◆ SET EXERCISE: Sift the material for lines containing "експертно", and return them.

◆ RECORDS FOR THIS EXERCISE:

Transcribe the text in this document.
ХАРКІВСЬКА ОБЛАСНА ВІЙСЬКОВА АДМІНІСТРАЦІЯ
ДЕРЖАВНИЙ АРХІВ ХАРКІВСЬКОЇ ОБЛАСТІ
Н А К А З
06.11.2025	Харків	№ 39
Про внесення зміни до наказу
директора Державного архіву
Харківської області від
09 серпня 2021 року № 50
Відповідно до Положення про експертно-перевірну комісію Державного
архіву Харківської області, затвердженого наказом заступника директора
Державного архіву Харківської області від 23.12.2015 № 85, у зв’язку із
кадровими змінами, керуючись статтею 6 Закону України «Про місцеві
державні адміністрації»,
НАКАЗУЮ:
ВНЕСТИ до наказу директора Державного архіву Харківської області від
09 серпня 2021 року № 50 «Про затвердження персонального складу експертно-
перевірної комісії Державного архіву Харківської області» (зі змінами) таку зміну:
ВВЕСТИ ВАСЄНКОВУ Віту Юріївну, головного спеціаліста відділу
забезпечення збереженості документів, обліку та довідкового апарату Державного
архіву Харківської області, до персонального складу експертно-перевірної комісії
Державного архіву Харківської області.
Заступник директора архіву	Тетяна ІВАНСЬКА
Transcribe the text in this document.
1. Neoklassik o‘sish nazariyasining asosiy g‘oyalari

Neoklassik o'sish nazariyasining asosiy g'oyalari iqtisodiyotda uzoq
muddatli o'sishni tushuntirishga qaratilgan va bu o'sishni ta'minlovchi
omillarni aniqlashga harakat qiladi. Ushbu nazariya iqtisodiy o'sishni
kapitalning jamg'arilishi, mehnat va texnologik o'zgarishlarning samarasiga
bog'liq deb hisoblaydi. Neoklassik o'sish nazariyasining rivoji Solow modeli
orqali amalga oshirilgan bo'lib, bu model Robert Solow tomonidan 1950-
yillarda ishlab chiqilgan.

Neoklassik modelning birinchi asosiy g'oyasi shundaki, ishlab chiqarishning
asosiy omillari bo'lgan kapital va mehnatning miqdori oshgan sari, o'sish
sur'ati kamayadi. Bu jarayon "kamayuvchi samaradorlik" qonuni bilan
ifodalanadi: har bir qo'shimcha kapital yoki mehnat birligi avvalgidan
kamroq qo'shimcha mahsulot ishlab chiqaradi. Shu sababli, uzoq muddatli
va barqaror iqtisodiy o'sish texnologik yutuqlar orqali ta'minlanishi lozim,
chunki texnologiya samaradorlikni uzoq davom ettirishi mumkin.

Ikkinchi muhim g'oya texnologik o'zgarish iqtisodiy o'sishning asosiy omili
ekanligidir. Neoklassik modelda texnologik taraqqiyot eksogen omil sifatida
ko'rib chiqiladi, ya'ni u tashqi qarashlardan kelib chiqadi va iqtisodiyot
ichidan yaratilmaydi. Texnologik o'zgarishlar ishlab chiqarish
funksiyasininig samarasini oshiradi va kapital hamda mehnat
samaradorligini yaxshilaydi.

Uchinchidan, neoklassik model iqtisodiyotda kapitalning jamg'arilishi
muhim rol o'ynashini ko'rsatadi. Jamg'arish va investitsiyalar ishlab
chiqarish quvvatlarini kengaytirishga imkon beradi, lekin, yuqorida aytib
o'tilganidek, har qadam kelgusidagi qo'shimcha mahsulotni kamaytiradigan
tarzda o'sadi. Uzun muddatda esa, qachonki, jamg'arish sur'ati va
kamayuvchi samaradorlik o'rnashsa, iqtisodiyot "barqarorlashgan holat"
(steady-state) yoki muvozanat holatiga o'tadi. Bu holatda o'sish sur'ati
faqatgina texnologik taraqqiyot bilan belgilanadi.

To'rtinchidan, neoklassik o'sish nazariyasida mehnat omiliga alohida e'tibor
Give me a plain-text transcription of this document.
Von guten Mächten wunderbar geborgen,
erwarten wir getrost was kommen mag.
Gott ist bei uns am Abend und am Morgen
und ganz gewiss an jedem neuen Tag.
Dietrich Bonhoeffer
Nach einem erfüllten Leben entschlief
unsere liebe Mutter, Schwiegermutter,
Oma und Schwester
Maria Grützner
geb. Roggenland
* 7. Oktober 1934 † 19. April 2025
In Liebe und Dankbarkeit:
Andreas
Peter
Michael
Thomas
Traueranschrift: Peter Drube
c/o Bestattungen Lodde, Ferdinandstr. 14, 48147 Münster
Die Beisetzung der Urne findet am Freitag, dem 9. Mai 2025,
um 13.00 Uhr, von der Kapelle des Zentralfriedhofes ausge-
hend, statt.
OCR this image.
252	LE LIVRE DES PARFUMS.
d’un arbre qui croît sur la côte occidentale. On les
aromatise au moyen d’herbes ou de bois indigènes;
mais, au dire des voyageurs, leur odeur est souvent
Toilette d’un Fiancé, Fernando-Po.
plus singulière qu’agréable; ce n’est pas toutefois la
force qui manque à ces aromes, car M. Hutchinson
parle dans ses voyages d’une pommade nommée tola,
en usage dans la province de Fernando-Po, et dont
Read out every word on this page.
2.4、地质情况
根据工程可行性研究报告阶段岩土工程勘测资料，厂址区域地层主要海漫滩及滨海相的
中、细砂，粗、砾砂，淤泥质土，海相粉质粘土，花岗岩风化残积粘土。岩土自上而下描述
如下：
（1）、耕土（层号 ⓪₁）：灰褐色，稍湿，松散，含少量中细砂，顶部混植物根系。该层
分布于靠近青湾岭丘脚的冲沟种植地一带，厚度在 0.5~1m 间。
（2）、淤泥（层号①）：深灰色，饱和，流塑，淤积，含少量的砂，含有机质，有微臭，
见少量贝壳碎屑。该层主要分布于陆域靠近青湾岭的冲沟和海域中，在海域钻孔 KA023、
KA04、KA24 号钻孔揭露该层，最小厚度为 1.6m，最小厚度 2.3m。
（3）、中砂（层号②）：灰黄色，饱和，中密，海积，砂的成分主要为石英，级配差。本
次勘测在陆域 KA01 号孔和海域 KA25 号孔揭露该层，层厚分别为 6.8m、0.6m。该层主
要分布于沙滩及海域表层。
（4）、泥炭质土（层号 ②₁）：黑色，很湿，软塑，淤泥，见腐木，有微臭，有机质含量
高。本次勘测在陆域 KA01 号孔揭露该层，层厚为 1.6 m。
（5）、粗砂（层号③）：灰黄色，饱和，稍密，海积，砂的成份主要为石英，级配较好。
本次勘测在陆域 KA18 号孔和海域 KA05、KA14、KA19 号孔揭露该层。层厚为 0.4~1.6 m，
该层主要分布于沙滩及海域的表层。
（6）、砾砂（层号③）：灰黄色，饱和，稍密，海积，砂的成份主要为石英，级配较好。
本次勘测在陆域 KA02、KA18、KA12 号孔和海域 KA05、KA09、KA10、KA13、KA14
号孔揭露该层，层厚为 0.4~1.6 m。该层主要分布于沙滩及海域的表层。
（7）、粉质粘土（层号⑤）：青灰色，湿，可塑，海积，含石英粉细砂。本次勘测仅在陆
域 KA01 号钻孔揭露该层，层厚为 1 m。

◆ WRITTEN RESPONSE:
Відповідно до Положення про експертно-перевірну комісію Державного
09 серпня 2021 року № 50 «Про затвердження персонального складу експертно-
архіву Харківської області, до персонального складу експертно-перевірної комісії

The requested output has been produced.